— BEGIN DATASET EXCERPTS —

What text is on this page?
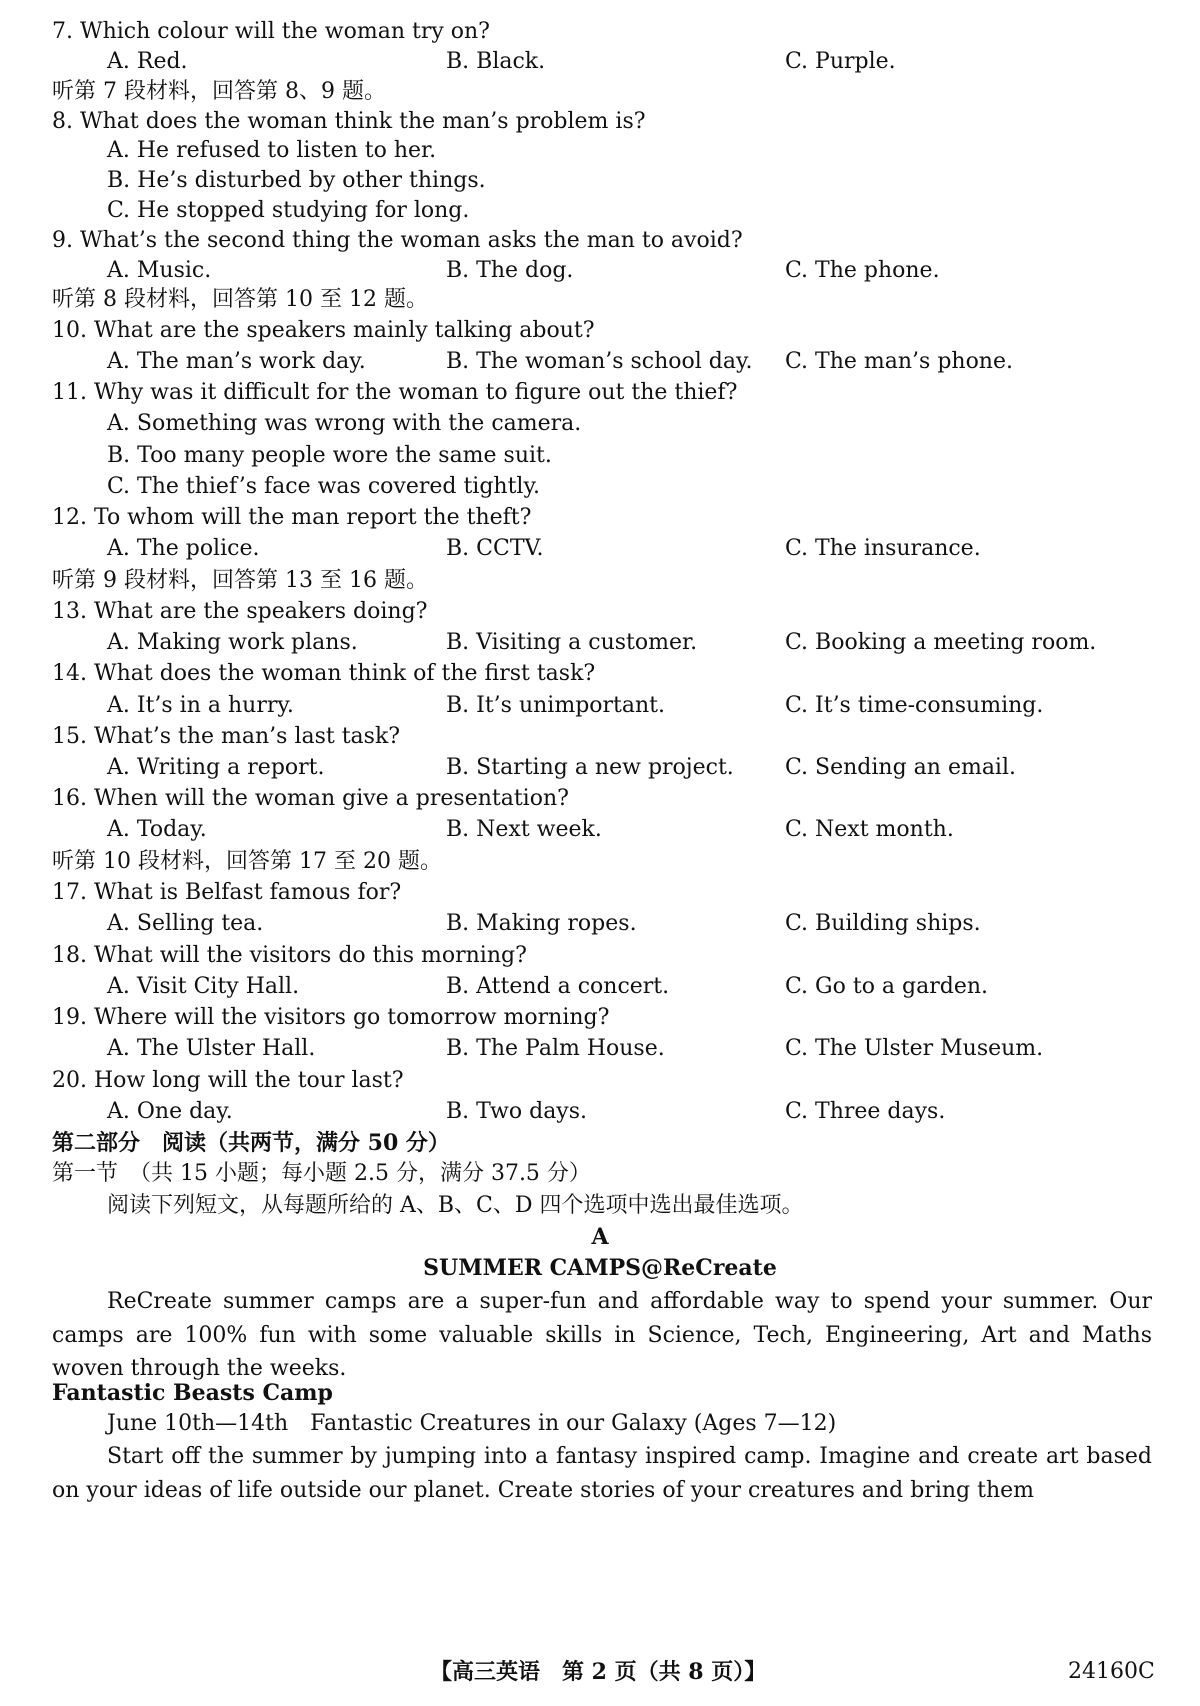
7. Which colour will the woman try on?
A. Red.	B. Black.	C. Purple.
听第 7 段材料，回答第 8、9 题。
8. What does the woman think the man’s problem is?
A. He refused to listen to her.
B. He’s disturbed by other things.
C. He stopped studying for long.
9. What’s the second thing the woman asks the man to avoid?
A. Music.	B. The dog.	C. The phone.
听第 8 段材料，回答第 10 至 12 题。
10. What are the speakers mainly talking about?
A. The man’s work day.	B. The woman’s school day. C. The man’s phone.
11. Why was it difficult for the woman to figure out the thief?
A. Something was wrong with the camera.
B. Too many people wore the same suit.
C. The thief’s face was covered tightly.
12. To whom will the man report the theft?
A. The police.	B. CCTV.	C. The insurance.
听第 9 段材料，回答第 13 至 16 题。
13. What are the speakers doing?
A. Making work plans.	B. Visiting a customer.	C. Booking a meeting room.
14. What does the woman think of the first task?
A. It’s in a hurry.	B. It’s unimportant.	C. It’s time-consuming.
15. What’s the man’s last task?
A. Writing a report.	B. Starting a new project. C. Sending an email.
16. When will the woman give a presentation?
A. Today.	B. Next week.	C. Next month.
听第 10 段材料，回答第 17 至 20 题。
17. What is Belfast famous for?
A. Selling tea.	B. Making ropes.	C. Building ships.
18. What will the visitors do this morning?
A. Visit City Hall.	B. Attend a concert.	C. Go to a garden.
19. Where will the visitors go tomorrow morning?
A. The Ulster Hall.	B. The Palm House.	C. The Ulster Museum.
20. How long will the tour last?
A. One day.	B. Two days.	C. Three days.
第二部分　阅读（共两节，满分 50 分）
第一节　（共 15 小题；每小题 2.5 分，满分 37.5 分）
阅读下列短文，从每题所给的 A、B、C、D 四个选项中选出最佳选项。
A
SUMMER CAMPS@ReCreate
ReCreate summer camps are a super-fun and affordable way to spend your summer. Our camps are 100% fun with some valuable skills in Science, Tech, Engineering, Art and Maths woven through the weeks.
Fantastic Beasts Camp
June 10th—14th　Fantastic Creatures in our Galaxy (Ages 7—12)
Start off the summer by jumping into a fantasy inspired camp. Imagine and create art based on your ideas of life outside our planet. Create stories of your creatures and bring them
【高三英语　第 2 页（共 8 页）】	24160C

— END DATASET EXCERPTS —

Except for the pictures, copy every line of the records above exactly.

→ **ANSWER BELOW**
What text is on this page?
7. Which colour will the woman try on?
A. Red.	B. Black.	C. Purple.
听第 7 段材料，回答第 8、9 题。
8. What does the woman think the man’s problem is?
A. He refused to listen to her.
B. He’s disturbed by other things.
C. He stopped studying for long.
9. What’s the second thing the woman asks the man to avoid?
A. Music.	B. The dog.	C. The phone.
听第 8 段材料，回答第 10 至 12 题。
10. What are the speakers mainly talking about?
A. The man’s work day.	B. The woman’s school day. C. The man’s phone.
11. Why was it difficult for the woman to figure out the thief?
A. Something was wrong with the camera.
B. Too many people wore the same suit.
C. The thief’s face was covered tightly.
12. To whom will the man report the theft?
A. The police.	B. CCTV.	C. The insurance.
听第 9 段材料，回答第 13 至 16 题。
13. What are the speakers doing?
A. Making work plans.	B. Visiting a customer.	C. Booking a meeting room.
14. What does the woman think of the first task?
A. It’s in a hurry.	B. It’s unimportant.	C. It’s time-consuming.
15. What’s the man’s last task?
A. Writing a report.	B. Starting a new project. C. Sending an email.
16. When will the woman give a presentation?
A. Today.	B. Next week.	C. Next month.
听第 10 段材料，回答第 17 至 20 题。
17. What is Belfast famous for?
A. Selling tea.	B. Making ropes.	C. Building ships.
18. What will the visitors do this morning?
A. Visit City Hall.	B. Attend a concert.	C. Go to a garden.
19. Where will the visitors go tomorrow morning?
A. The Ulster Hall.	B. The Palm House.	C. The Ulster Museum.
20. How long will the tour last?
A. One day.	B. Two days.	C. Three days.
第二部分　阅读（共两节，满分 50 分）
第一节　（共 15 小题；每小题 2.5 分，满分 37.5 分）
阅读下列短文，从每题所给的 A、B、C、D 四个选项中选出最佳选项。
A
SUMMER CAMPS@ReCreate
ReCreate summer camps are a super-fun and affordable way to spend your summer. Our camps are 100% fun with some valuable skills in Science, Tech, Engineering, Art and Maths woven through the weeks.
Fantastic Beasts Camp
June 10th—14th　Fantastic Creatures in our Galaxy (Ages 7—12)
Start off the summer by jumping into a fantasy inspired camp. Imagine and create art based on your ideas of life outside our planet. Create stories of your creatures and bring them
【高三英语　第 2 页（共 8 页）】	24160C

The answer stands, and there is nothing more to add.